::: Data records :::

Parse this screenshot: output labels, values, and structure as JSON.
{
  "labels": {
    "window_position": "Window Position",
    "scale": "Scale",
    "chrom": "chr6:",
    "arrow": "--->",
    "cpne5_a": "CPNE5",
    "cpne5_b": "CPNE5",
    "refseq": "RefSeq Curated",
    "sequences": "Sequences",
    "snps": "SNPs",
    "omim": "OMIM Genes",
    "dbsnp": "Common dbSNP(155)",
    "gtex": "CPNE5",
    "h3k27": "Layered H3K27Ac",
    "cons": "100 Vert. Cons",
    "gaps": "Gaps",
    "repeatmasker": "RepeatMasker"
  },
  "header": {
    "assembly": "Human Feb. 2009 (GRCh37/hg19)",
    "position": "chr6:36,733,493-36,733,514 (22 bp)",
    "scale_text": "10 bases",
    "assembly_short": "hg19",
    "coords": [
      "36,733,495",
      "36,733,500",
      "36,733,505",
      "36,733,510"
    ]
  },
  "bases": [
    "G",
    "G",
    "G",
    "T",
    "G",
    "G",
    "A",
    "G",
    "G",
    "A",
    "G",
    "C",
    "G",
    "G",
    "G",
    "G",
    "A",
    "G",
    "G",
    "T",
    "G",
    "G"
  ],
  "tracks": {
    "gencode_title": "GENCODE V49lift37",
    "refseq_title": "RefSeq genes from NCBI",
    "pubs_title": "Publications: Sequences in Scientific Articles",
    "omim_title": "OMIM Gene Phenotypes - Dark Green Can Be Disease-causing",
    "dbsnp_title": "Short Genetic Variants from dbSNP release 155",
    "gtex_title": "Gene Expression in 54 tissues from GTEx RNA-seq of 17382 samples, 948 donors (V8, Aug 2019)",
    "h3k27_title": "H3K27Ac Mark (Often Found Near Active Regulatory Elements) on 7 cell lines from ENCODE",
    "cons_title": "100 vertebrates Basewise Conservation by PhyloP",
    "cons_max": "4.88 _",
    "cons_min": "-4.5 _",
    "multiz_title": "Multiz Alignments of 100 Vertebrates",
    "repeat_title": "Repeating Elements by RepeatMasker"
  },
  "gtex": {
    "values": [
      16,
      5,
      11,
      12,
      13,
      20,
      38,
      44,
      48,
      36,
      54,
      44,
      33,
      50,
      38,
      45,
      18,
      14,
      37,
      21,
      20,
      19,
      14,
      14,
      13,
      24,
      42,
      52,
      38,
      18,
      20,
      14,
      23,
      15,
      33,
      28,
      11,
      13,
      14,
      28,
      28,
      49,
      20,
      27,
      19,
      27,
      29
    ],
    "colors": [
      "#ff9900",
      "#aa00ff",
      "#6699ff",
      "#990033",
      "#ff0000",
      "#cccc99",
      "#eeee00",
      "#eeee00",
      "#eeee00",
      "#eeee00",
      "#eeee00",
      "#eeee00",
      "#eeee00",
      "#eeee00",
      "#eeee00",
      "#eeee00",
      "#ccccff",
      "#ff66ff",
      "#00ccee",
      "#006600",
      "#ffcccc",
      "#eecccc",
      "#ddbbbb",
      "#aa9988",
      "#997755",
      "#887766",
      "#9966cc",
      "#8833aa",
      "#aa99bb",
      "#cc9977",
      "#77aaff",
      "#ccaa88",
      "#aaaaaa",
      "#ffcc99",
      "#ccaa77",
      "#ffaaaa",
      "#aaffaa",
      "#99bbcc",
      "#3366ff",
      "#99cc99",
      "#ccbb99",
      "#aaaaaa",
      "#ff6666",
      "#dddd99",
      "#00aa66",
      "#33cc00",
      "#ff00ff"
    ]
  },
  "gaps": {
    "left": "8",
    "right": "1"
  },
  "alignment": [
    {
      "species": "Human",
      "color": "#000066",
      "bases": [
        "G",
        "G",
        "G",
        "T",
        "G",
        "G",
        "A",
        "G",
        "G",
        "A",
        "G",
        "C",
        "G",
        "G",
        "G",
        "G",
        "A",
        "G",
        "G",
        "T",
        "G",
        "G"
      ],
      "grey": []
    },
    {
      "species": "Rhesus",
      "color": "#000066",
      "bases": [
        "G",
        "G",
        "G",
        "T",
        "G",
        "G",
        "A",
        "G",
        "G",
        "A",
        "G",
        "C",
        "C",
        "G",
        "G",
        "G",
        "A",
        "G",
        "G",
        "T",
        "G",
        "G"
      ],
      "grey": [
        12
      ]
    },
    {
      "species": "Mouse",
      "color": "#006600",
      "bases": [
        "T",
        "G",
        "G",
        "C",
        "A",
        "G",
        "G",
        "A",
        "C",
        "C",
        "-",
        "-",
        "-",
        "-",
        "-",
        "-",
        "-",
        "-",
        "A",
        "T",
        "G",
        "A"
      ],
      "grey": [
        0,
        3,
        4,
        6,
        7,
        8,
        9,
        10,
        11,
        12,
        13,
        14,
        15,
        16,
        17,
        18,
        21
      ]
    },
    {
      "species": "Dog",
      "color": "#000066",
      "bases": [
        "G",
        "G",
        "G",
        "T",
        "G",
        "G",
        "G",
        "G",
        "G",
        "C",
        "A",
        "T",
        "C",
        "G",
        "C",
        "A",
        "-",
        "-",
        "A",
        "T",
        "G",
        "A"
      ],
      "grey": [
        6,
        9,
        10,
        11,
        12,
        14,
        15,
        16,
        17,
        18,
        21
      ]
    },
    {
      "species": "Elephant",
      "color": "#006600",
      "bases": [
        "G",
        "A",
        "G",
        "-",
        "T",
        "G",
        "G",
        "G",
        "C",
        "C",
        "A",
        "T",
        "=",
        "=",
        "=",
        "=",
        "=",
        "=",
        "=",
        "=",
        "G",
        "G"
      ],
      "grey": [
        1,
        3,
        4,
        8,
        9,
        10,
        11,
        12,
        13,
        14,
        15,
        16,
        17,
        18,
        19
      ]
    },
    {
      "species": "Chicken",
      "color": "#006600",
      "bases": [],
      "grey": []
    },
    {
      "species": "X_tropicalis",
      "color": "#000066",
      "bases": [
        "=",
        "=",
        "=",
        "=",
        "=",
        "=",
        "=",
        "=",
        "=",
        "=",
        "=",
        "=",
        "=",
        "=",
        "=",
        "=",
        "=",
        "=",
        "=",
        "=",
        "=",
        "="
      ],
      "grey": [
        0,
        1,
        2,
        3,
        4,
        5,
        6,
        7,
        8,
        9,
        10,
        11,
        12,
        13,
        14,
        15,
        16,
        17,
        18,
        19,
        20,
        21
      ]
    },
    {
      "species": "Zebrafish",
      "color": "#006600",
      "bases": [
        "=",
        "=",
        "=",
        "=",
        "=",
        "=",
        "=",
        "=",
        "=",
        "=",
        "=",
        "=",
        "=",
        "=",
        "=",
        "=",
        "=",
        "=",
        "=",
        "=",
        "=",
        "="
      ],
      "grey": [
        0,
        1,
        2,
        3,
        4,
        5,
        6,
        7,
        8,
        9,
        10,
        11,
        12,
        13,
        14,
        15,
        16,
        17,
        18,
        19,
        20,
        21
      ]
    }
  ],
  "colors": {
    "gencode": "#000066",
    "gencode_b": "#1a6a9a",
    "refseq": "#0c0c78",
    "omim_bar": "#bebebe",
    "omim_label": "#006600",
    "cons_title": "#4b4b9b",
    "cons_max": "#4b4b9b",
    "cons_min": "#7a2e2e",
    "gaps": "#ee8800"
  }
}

:::

◆ **Task to carry out**:
Your reply must be one number, namely the count of lines above that hold the string "labels".

◆ **Exercise answer**:
2